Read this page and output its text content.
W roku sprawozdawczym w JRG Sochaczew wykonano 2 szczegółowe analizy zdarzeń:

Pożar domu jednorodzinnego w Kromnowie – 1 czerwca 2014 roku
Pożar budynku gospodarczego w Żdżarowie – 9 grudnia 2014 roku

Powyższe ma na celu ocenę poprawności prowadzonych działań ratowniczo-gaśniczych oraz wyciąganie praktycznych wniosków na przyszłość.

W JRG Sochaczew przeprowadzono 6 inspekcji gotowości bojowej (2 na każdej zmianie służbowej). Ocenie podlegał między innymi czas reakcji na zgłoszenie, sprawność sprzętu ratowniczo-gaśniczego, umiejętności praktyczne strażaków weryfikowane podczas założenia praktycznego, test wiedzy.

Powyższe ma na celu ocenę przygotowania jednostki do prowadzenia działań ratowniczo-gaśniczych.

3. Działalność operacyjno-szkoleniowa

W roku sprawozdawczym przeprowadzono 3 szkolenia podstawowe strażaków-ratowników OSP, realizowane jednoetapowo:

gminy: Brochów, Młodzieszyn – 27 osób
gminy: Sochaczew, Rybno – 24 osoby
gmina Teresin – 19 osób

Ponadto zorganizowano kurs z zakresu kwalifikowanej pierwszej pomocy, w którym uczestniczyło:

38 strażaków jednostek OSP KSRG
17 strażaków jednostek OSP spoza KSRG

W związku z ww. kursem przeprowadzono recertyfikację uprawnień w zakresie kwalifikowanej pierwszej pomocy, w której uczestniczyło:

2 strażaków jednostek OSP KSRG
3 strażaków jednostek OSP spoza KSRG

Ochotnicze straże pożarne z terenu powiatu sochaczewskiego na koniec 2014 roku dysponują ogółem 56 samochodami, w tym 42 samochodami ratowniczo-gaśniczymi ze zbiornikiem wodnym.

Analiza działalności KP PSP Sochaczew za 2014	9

■ ■ ■ ■ ■

* _Stated exercise_: Pick out each line in the material containing "KSRG".

* _Response_:
38 strażaków jednostek OSP KSRG
17 strażaków jednostek OSP spoza KSRG
2 strażaków jednostek OSP KSRG
3 strażaków jednostek OSP spoza KSRG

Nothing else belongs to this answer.